TASK STATEMENT — In the data below, find each line containing the string "конструкции" and return it.

DATA TO PROCESS —

[start]

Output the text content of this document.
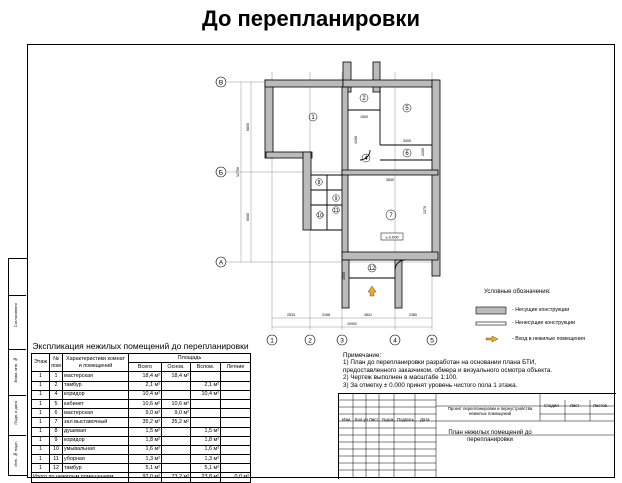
До перепланировки
Согласовано
Взам. инв. №
Подп. и дата
Инв. № подл.
1
2
4
5
6
7
8
9
10
11
12
± 0.000
В
Б
А
1	2	3	4	5
12700
6800
6000
10902
2533	2168	3831	2380
1500
4190
3830
2370
3400
1500
2200
Условные обозначения:
- Несущие конструкции
- Ненесущие конструкции
- Вход в нежилые помещения
Экспликация нежилых помещений до перепланировки
Этаж	№ пом	Характеристики комнат и помещений	Площадь			
			Всего	Основ.	Вспом.	Летние
1	1	мастерская	18,4 м²	18,4 м²		
1	2	тамбур	2,1 м²		2,1 м²	
1	4	коридор	10,4 м²		10,4 м²	
1	5	кабинет	10,6 м²	10,6 м²		
1	6	мастерская	9,0 м²	9,0 м²		
1	7	зал выставочный	35,2 м²	35,2 м²		
1	8	душевая	1,5 м²		1,5 м²	
1	9	коридор	1,8 м²		1,8 м²	
1	10	умывальная	1,6 м²		1,6 м²	
1	11	уборная	1,3 м²		1,3 м²	
1	12	тамбур	5,1 м²		5,1 м²	
Итого по нежилым помещениям			97,0 м²	73,2 м²	23,8 м²	0,0 м²
Примечание:
1) План до перепланировки разработан на основании плана БТИ,
предоставленного заказчиком, обмера и визуального осмотра объекта.
2) Чертеж выполнен в масштабе 1:100.
3) За отметку ± 0.000 принят уровень чистого пола 1 этажа.
Изм. Кол.уч Лист №док. Подпись Дата
Стадия	Лист	Листов
Проект перепланировки и переустройства нежилых помещений
План нежилых помещений до
перепланировки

[end]

EXERCISE RESULT —
- Несущие конструкции
- Ненесущие конструкции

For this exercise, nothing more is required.